Exercise prompt:
Copy every line of the listing that holds the string "Fixed".

Input:
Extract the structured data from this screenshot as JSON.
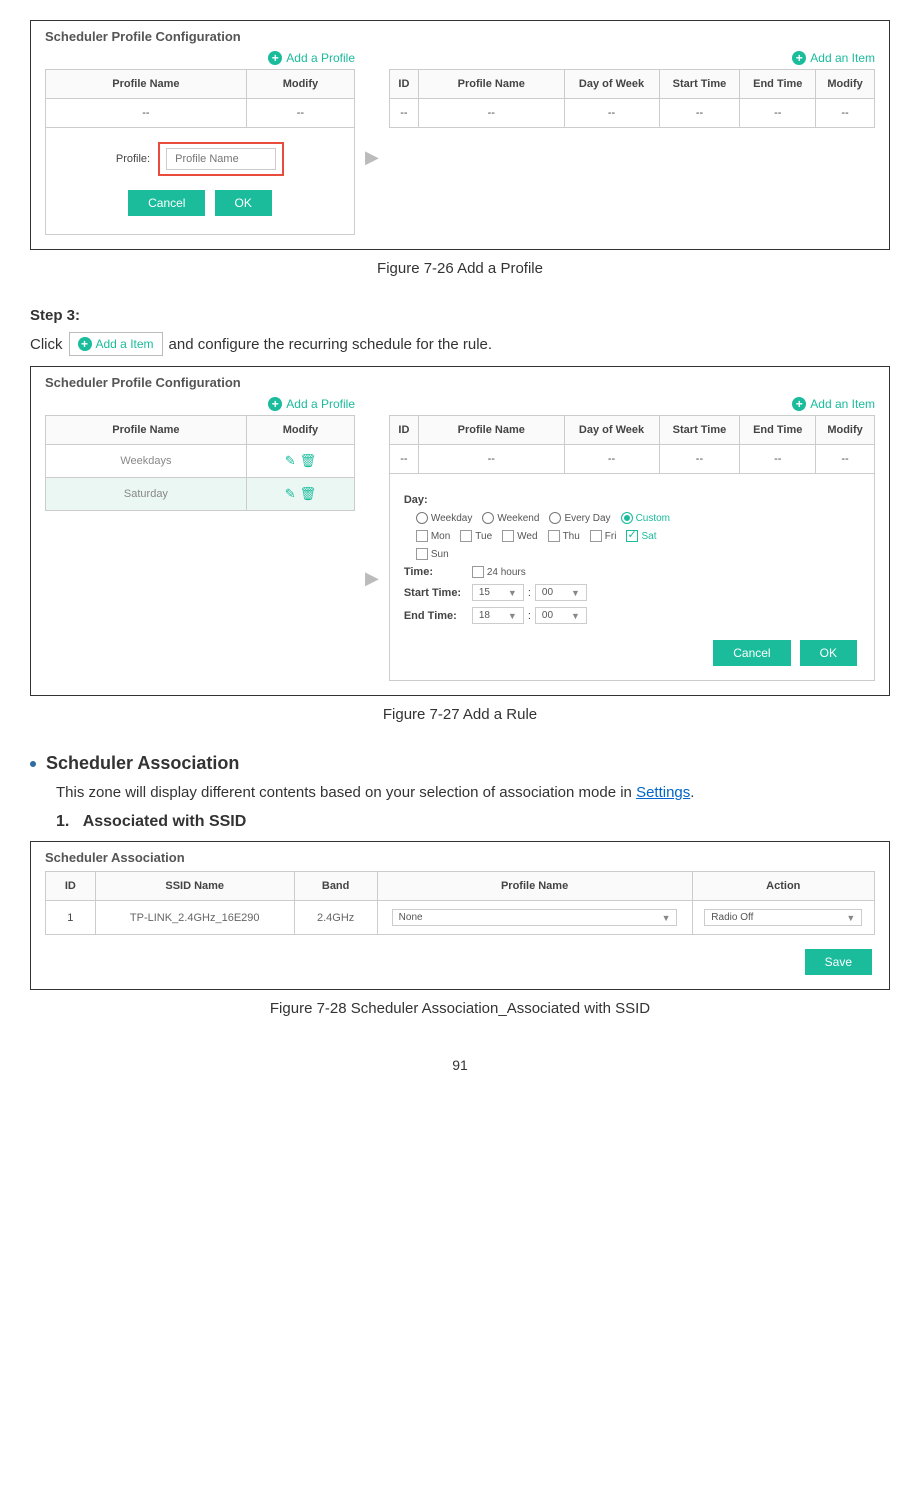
{
  "fig1": {
    "panel_title": "Scheduler Profile Configuration",
    "add_profile": "Add a Profile",
    "add_item": "Add an Item",
    "left_headers": [
      "Profile Name",
      "Modify"
    ],
    "right_headers": [
      "ID",
      "Profile Name",
      "Day of Week",
      "Start Time",
      "End Time",
      "Modify"
    ],
    "dash": "--",
    "profile_label": "Profile:",
    "profile_placeholder": "Profile Name",
    "cancel": "Cancel",
    "ok": "OK",
    "caption": "Figure 7-26 Add a Profile"
  },
  "step3": {
    "label": "Step 3:",
    "pre": "Click",
    "link": "Add a Item",
    "post": "and configure the recurring schedule for the rule."
  },
  "fig2": {
    "panel_title": "Scheduler Profile Configuration",
    "add_profile": "Add a Profile",
    "add_item": "Add an Item",
    "left_headers": [
      "Profile Name",
      "Modify"
    ],
    "left_rows": [
      "Weekdays",
      "Saturday"
    ],
    "right_headers": [
      "ID",
      "Profile Name",
      "Day of Week",
      "Start Time",
      "End Time",
      "Modify"
    ],
    "dash": "--",
    "day_label": "Day:",
    "day_opts": [
      "Weekday",
      "Weekend",
      "Every Day",
      "Custom"
    ],
    "days": [
      "Mon",
      "Tue",
      "Wed",
      "Thu",
      "Fri",
      "Sat",
      "Sun"
    ],
    "time_label": "Time:",
    "h24": "24 hours",
    "start_label": "Start Time:",
    "start_h": "15",
    "start_m": "00",
    "end_label": "End Time:",
    "end_h": "18",
    "end_m": "00",
    "cancel": "Cancel",
    "ok": "OK",
    "caption": "Figure 7-27 Add a Rule"
  },
  "section": {
    "heading": "Scheduler Association",
    "body_pre": "This zone will display different contents based on your selection of association mode in ",
    "settings": "Settings",
    "body_post": ".",
    "sub_num": "1.",
    "sub_head": "Associated with SSID"
  },
  "fig3": {
    "panel_title": "Scheduler Association",
    "headers": [
      "ID",
      "SSID Name",
      "Band",
      "Profile Name",
      "Action"
    ],
    "row_id": "1",
    "row_ssid": "TP-LINK_2.4GHz_16E290",
    "row_band": "2.4GHz",
    "row_profile": "None",
    "row_action": "Radio Off",
    "save": "Save",
    "caption": "Figure 7-28 Scheduler Association_Associated with SSID"
  },
  "page_number": "91"
}
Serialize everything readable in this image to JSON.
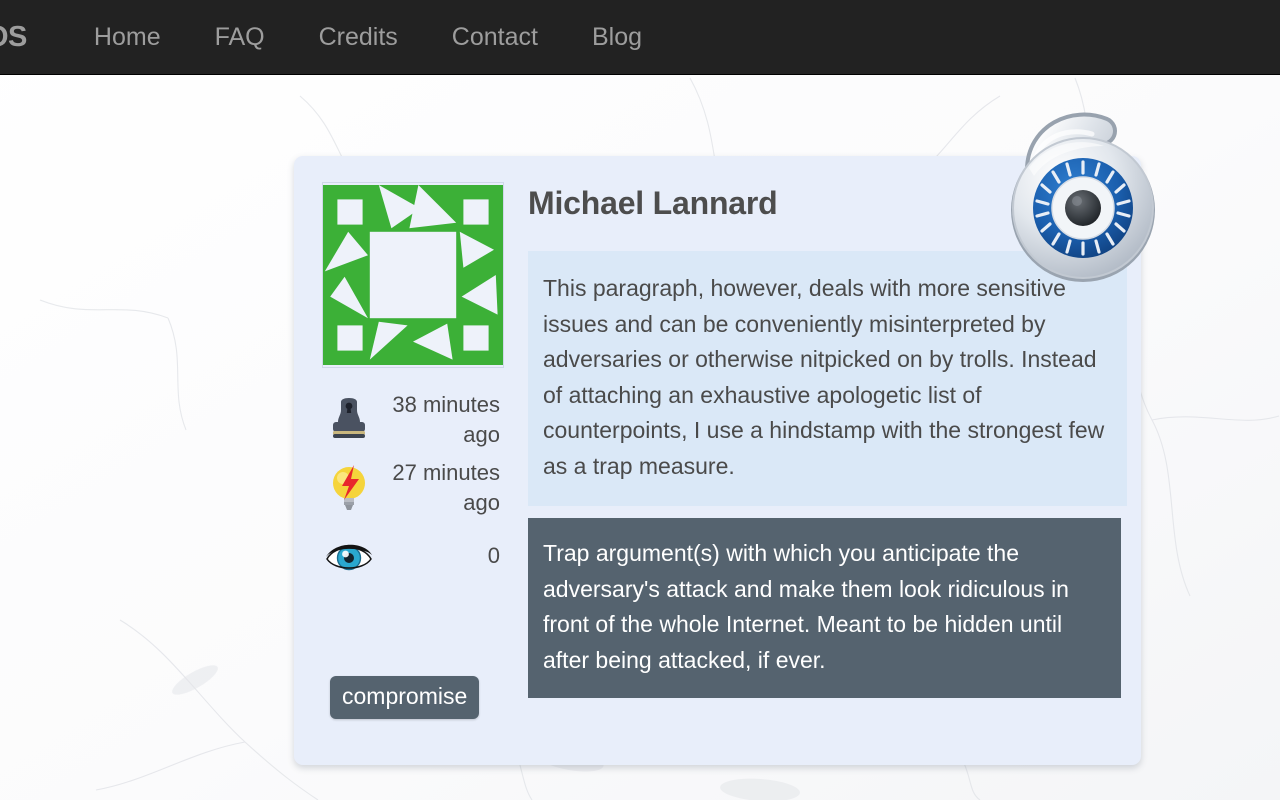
{
  "navbar": {
    "brand": "OS",
    "links": [
      {
        "label": "Home",
        "name": "nav-link-home"
      },
      {
        "label": "FAQ",
        "name": "nav-link-faq"
      },
      {
        "label": "Credits",
        "name": "nav-link-credits"
      },
      {
        "label": "Contact",
        "name": "nav-link-contact"
      },
      {
        "label": "Blog",
        "name": "nav-link-blog"
      }
    ],
    "background_color": "#222222",
    "link_color": "#9d9d9d"
  },
  "card": {
    "background_color": "#e8eefa",
    "author": {
      "name": "Michael Lannard",
      "avatar_icon": "identicon-avatar",
      "avatar_color": "#3cb037"
    },
    "meta": [
      {
        "icon": "stamp-icon",
        "label": "38 minutes ago",
        "name": "meta-stamped-time"
      },
      {
        "icon": "lightbulb-bolt-icon",
        "label": "27 minutes ago",
        "name": "meta-updated-time"
      },
      {
        "icon": "eye-icon",
        "label": "0",
        "name": "meta-view-count"
      }
    ],
    "quote": "This paragraph, however, deals with more sensitive issues and can be conveniently misinterpreted by adversaries or otherwise nitpicked on by trolls. Instead of attaching an exhaustive apologetic list of counterpoints, I use a hindstamp with the strongest few as a trap measure.",
    "quote_background_color": "#dae8f7",
    "trap": "Trap argument(s) with which you anticipate the adversary's attack and make them look ridiculous in front of the whole Internet. Meant to be hidden until after being attacked, if ever.",
    "trap_background_color": "#55636f",
    "button": {
      "label": "compromise",
      "color": "#55636f"
    }
  },
  "badge": {
    "icon": "open-padlock-eye-icon",
    "dial_color": "#1b5fae",
    "body_color": "#d4dae2"
  }
}
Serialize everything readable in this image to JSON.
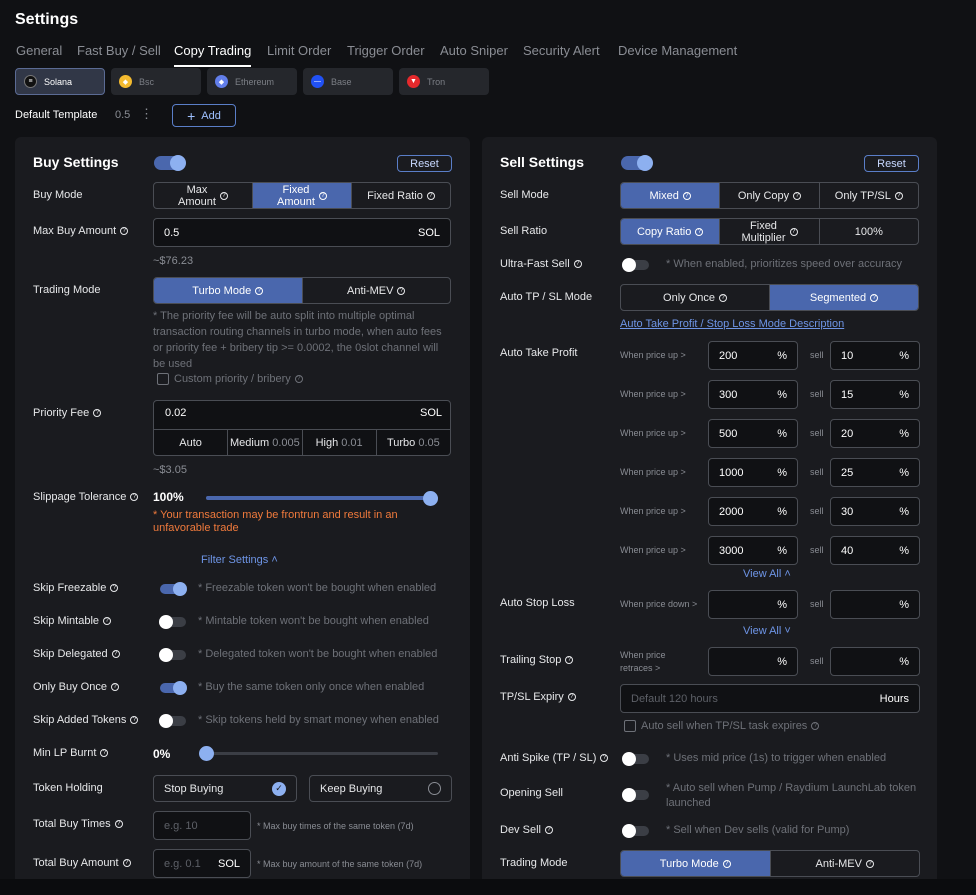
{
  "title": "Settings",
  "tabs": [
    "General",
    "Fast Buy / Sell",
    "Copy Trading",
    "Limit Order",
    "Trigger Order",
    "Auto Sniper",
    "Security Alert",
    "Device Management"
  ],
  "chains": [
    "Solana",
    "Bsc",
    "Ethereum",
    "Base",
    "Tron"
  ],
  "template": {
    "label": "Default Template",
    "value": "0.5",
    "add": "Add"
  },
  "buy": {
    "title": "Buy Settings",
    "reset": "Reset",
    "buy_mode": {
      "label": "Buy Mode",
      "options": [
        "Max\nAmount",
        "Fixed\nAmount",
        "Fixed Ratio"
      ]
    },
    "max_buy": {
      "label": "Max Buy Amount",
      "value": "0.5",
      "unit": "SOL",
      "usd": "~$76.23"
    },
    "trading_mode": {
      "label": "Trading Mode",
      "options": [
        "Turbo Mode",
        "Anti-MEV"
      ],
      "note": "* The priority fee will be auto split into multiple optimal transaction routing channels in turbo mode, when auto fees or priority fee + bribery tip >= 0.0002, the 0slot channel will be used",
      "custom": "Custom priority / bribery"
    },
    "priority_fee": {
      "label": "Priority Fee",
      "value": "0.02",
      "unit": "SOL",
      "usd": "~$3.05",
      "levels": [
        {
          "name": "Auto",
          "val": ""
        },
        {
          "name": "Medium",
          "val": "0.005"
        },
        {
          "name": "High",
          "val": "0.01"
        },
        {
          "name": "Turbo",
          "val": "0.05"
        }
      ]
    },
    "slippage": {
      "label": "Slippage Tolerance",
      "value": "100%",
      "level": 1.0,
      "warning": "* Your transaction may be frontrun and result in an unfavorable trade"
    },
    "filter": "Filter Settings",
    "toggles": [
      {
        "label": "Skip Freezable",
        "on": true,
        "note": "* Freezable token won't be bought when enabled"
      },
      {
        "label": "Skip Mintable",
        "on": false,
        "note": "* Mintable token won't be bought when enabled"
      },
      {
        "label": "Skip Delegated",
        "on": false,
        "note": "* Delegated token won't be bought when enabled"
      },
      {
        "label": "Only Buy Once",
        "on": true,
        "note": "* Buy the same token only once when enabled"
      },
      {
        "label": "Skip Added Tokens",
        "on": false,
        "note": "* Skip tokens held by smart money when enabled"
      }
    ],
    "min_lp": {
      "label": "Min LP Burnt",
      "value": "0%",
      "level": 0.0
    },
    "token_holding": {
      "label": "Token Holding",
      "options": [
        "Stop Buying",
        "Keep Buying"
      ]
    },
    "total_buy_times": {
      "label": "Total Buy Times",
      "placeholder": "e.g. 10",
      "note": "* Max buy times of the same token (7d)"
    },
    "total_buy_amount": {
      "label": "Total Buy Amount",
      "placeholder": "e.g. 0.1",
      "unit": "SOL",
      "note": "* Max buy amount of the same token (7d)"
    }
  },
  "sell": {
    "title": "Sell Settings",
    "reset": "Reset",
    "sell_mode": {
      "label": "Sell Mode",
      "options": [
        "Mixed",
        "Only Copy",
        "Only TP/SL"
      ]
    },
    "sell_ratio": {
      "label": "Sell Ratio",
      "options": [
        "Copy Ratio",
        "Fixed\nMultiplier",
        "100%"
      ]
    },
    "ultra_fast": {
      "label": "Ultra-Fast Sell",
      "note": "* When enabled, prioritizes speed over accuracy"
    },
    "auto_tpsl": {
      "label": "Auto TP / SL Mode",
      "options": [
        "Only Once",
        "Segmented"
      ],
      "link": "Auto Take Profit / Stop Loss Mode Description"
    },
    "auto_tp": {
      "label": "Auto Take Profit",
      "when": "When price up >",
      "sell": "sell",
      "rows": [
        [
          "200",
          "10"
        ],
        [
          "300",
          "15"
        ],
        [
          "500",
          "20"
        ],
        [
          "1000",
          "25"
        ],
        [
          "2000",
          "30"
        ],
        [
          "3000",
          "40"
        ]
      ],
      "view_all": "View All"
    },
    "auto_sl": {
      "label": "Auto Stop Loss",
      "when": "When price down >",
      "sell": "sell",
      "view_all": "View All"
    },
    "trailing": {
      "label": "Trailing Stop",
      "when": "When price\nretraces >",
      "sell": "sell"
    },
    "expiry": {
      "label": "TP/SL Expiry",
      "placeholder": "Default 120 hours",
      "unit": "Hours",
      "auto": "Auto sell when TP/SL task expires"
    },
    "anti_spike": {
      "label": "Anti Spike (TP / SL)",
      "note": "* Uses mid price (1s) to trigger when enabled"
    },
    "opening": {
      "label": "Opening Sell",
      "note": "* Auto sell when Pump / Raydium LaunchLab token launched"
    },
    "dev_sell": {
      "label": "Dev Sell",
      "note": "* Sell when Dev sells (valid for Pump)"
    },
    "trading_mode": {
      "label": "Trading Mode",
      "options": [
        "Turbo Mode",
        "Anti-MEV"
      ]
    }
  },
  "pct": "%"
}
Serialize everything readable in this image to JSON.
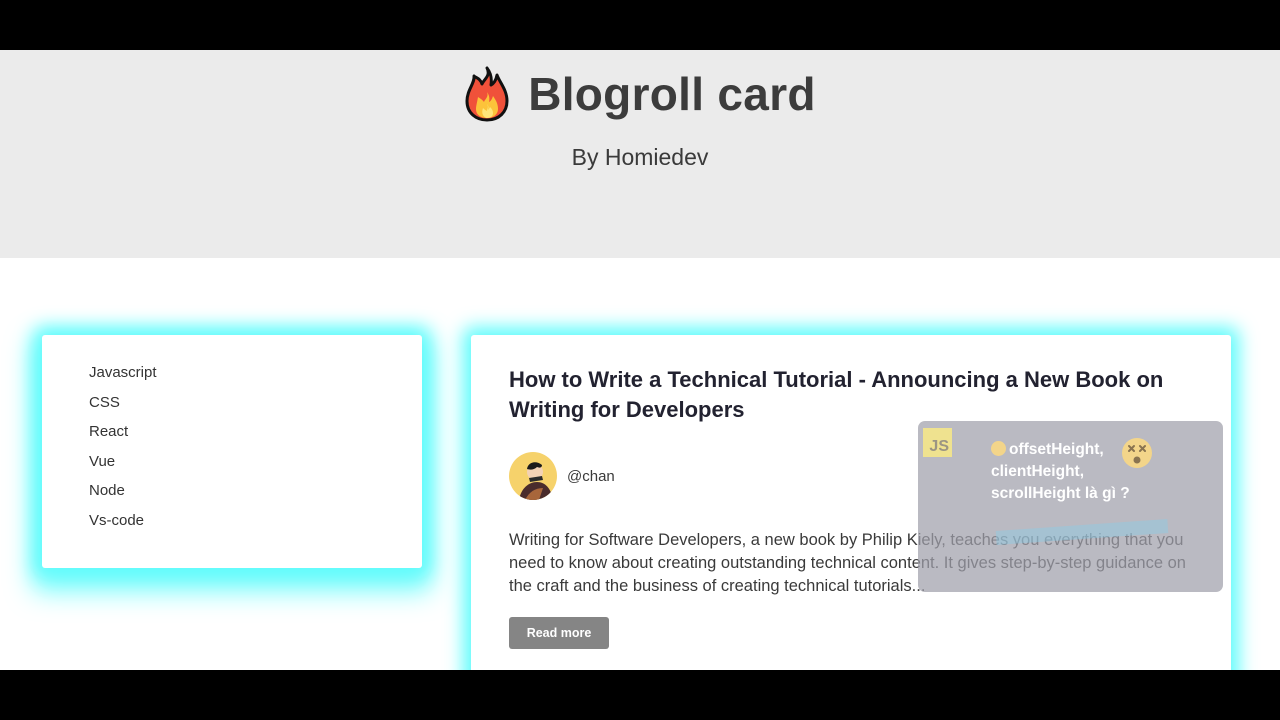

Task output:
        "Fixed\nAmount",
        "Fixed Ratio"
        "Fixed\nMultiplier",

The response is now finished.